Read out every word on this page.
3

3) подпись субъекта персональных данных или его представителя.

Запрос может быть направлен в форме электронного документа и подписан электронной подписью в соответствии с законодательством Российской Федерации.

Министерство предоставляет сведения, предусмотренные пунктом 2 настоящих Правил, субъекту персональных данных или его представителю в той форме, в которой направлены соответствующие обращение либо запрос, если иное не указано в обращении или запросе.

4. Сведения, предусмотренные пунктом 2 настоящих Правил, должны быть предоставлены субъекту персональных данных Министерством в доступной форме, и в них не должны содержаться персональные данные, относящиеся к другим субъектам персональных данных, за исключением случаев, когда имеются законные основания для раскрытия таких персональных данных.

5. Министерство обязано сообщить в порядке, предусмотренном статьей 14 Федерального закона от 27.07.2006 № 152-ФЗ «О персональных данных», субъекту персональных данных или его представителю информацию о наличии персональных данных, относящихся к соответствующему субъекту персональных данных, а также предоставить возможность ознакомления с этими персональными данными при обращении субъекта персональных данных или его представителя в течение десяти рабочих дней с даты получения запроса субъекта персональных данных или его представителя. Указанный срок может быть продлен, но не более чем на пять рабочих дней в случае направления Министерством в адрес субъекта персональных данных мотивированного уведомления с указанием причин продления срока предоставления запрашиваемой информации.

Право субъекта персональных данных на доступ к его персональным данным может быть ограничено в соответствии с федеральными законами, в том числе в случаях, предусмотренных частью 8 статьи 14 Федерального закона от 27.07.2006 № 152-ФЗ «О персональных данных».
• • • • • • •
## What this task involves
Copy every line above that holds the word "закона".

## Completed exercise
5. Министерство обязано сообщить в порядке, предусмотренном статьей 14 Федерального закона от 27.07.2006 № 152-ФЗ «О персональных данных», субъекту персональных данных или его представителю информацию о наличии персональных данных, относящихся к соответствующему субъекту персональных данных, а также предоставить возможность ознакомления с этими персональными данными при обращении субъекта персональных данных или его представителя в течение десяти рабочих дней с даты получения запроса субъекта персональных данных или его представителя. Указанный срок может быть продлен, но не более чем на пять рабочих дней в случае направления Министерством в адрес субъекта персональных данных мотивированного уведомления с указанием причин продления срока предоставления запрашиваемой информации.
Право субъекта персональных данных на доступ к его персональным данным может быть ограничено в соответствии с федеральными законами, в том числе в случаях, предусмотренных частью 8 статьи 14 Федерального закона от 27.07.2006 № 152-ФЗ «О персональных данных».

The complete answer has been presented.